— start of INPUT FOR THIS TASK —

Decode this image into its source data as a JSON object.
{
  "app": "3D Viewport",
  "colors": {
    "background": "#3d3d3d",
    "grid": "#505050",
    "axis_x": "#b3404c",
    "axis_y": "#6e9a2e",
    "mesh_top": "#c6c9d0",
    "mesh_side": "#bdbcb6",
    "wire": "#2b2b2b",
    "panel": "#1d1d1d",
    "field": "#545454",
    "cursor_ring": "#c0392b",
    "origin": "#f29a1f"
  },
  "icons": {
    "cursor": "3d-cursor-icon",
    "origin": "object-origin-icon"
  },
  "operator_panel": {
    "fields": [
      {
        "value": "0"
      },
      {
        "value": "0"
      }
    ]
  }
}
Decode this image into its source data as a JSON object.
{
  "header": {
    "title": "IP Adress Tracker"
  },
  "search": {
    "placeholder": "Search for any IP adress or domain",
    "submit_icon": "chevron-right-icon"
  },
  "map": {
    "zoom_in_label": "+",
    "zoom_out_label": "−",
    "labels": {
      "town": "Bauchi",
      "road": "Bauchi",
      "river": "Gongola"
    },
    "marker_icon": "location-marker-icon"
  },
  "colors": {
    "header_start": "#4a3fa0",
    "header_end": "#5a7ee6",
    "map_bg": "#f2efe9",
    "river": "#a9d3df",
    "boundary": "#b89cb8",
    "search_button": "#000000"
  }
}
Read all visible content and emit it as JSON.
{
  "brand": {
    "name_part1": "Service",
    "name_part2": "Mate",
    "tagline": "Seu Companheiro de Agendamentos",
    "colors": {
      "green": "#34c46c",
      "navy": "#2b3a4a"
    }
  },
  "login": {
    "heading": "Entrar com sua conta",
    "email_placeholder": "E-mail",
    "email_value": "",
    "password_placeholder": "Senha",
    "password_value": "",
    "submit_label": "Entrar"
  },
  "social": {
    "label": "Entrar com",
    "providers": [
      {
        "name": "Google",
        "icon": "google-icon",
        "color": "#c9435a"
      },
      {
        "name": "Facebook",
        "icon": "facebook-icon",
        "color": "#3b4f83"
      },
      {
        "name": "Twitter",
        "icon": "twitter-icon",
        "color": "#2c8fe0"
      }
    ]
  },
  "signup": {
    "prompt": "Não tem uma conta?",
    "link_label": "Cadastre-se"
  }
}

— end of INPUT FOR THIS TASK —

*STATED TASK*
Once more, set down the full listing, verbatim.

*ANSWER TO THE PROBLEM*
Decode this image into its source data as a JSON object.
{
  "app": "3D Viewport",
  "colors": {
    "background": "#3d3d3d",
    "grid": "#505050",
    "axis_x": "#b3404c",
    "axis_y": "#6e9a2e",
    "mesh_top": "#c6c9d0",
    "mesh_side": "#bdbcb6",
    "wire": "#2b2b2b",
    "panel": "#1d1d1d",
    "field": "#545454",
    "cursor_ring": "#c0392b",
    "origin": "#f29a1f"
  },
  "icons": {
    "cursor": "3d-cursor-icon",
    "origin": "object-origin-icon"
  },
  "operator_panel": {
    "fields": [
      {
        "value": "0"
      },
      {
        "value": "0"
      }
    ]
  }
}
Decode this image into its source data as a JSON object.
{
  "header": {
    "title": "IP Adress Tracker"
  },
  "search": {
    "placeholder": "Search for any IP adress or domain",
    "submit_icon": "chevron-right-icon"
  },
  "map": {
    "zoom_in_label": "+",
    "zoom_out_label": "−",
    "labels": {
      "town": "Bauchi",
      "road": "Bauchi",
      "river": "Gongola"
    },
    "marker_icon": "location-marker-icon"
  },
  "colors": {
    "header_start": "#4a3fa0",
    "header_end": "#5a7ee6",
    "map_bg": "#f2efe9",
    "river": "#a9d3df",
    "boundary": "#b89cb8",
    "search_button": "#000000"
  }
}
Read all visible content and emit it as JSON.
{
  "brand": {
    "name_part1": "Service",
    "name_part2": "Mate",
    "tagline": "Seu Companheiro de Agendamentos",
    "colors": {
      "green": "#34c46c",
      "navy": "#2b3a4a"
    }
  },
  "login": {
    "heading": "Entrar com sua conta",
    "email_placeholder": "E-mail",
    "email_value": "",
    "password_placeholder": "Senha",
    "password_value": "",
    "submit_label": "Entrar"
  },
  "social": {
    "label": "Entrar com",
    "providers": [
      {
        "name": "Google",
        "icon": "google-icon",
        "color": "#c9435a"
      },
      {
        "name": "Facebook",
        "icon": "facebook-icon",
        "color": "#3b4f83"
      },
      {
        "name": "Twitter",
        "icon": "twitter-icon",
        "color": "#2c8fe0"
      }
    ]
  },
  "signup": {
    "prompt": "Não tem uma conta?",
    "link_label": "Cadastre-se"
  }
}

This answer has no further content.